EXERCISE AIM: Transcribe every entry word for word. Skip the pictures.

== RECORDS FOR THE EXERCISE

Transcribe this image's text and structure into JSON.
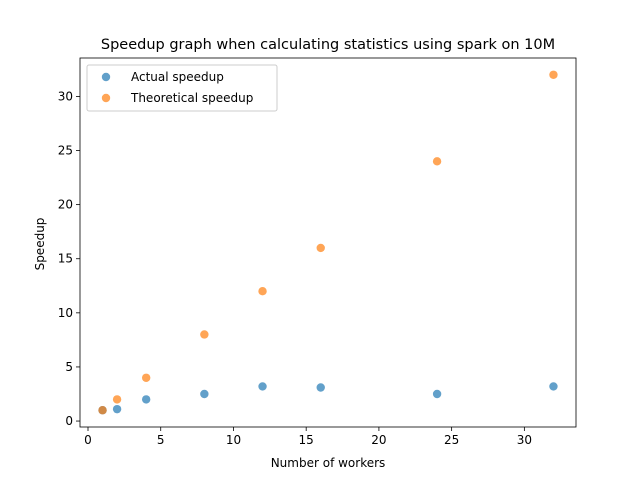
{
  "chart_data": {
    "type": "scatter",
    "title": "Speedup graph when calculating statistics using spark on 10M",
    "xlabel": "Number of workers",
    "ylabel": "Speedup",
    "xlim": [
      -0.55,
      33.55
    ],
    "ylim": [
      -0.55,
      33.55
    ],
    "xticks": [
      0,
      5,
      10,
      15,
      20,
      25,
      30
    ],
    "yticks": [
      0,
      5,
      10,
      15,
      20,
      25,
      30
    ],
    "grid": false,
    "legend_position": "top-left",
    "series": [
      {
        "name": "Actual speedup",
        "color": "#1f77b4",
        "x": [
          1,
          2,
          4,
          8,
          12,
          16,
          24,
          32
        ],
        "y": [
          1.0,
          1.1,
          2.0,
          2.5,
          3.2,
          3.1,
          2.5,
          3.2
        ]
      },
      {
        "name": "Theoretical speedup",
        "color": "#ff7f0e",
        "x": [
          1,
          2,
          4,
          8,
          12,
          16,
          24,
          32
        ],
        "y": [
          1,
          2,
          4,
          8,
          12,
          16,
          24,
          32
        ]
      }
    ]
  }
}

====

THE RESULT:
Transcribe this image's text and structure into JSON.
{
  "chart_data": {
    "type": "scatter",
    "title": "Speedup graph when calculating statistics using spark on 10M",
    "xlabel": "Number of workers",
    "ylabel": "Speedup",
    "xlim": [
      -0.55,
      33.55
    ],
    "ylim": [
      -0.55,
      33.55
    ],
    "xticks": [
      0,
      5,
      10,
      15,
      20,
      25,
      30
    ],
    "yticks": [
      0,
      5,
      10,
      15,
      20,
      25,
      30
    ],
    "grid": false,
    "legend_position": "top-left",
    "series": [
      {
        "name": "Actual speedup",
        "color": "#1f77b4",
        "x": [
          1,
          2,
          4,
          8,
          12,
          16,
          24,
          32
        ],
        "y": [
          1.0,
          1.1,
          2.0,
          2.5,
          3.2,
          3.1,
          2.5,
          3.2
        ]
      },
      {
        "name": "Theoretical speedup",
        "color": "#ff7f0e",
        "x": [
          1,
          2,
          4,
          8,
          12,
          16,
          24,
          32
        ],
        "y": [
          1,
          2,
          4,
          8,
          12,
          16,
          24,
          32
        ]
      }
    ]
  }
}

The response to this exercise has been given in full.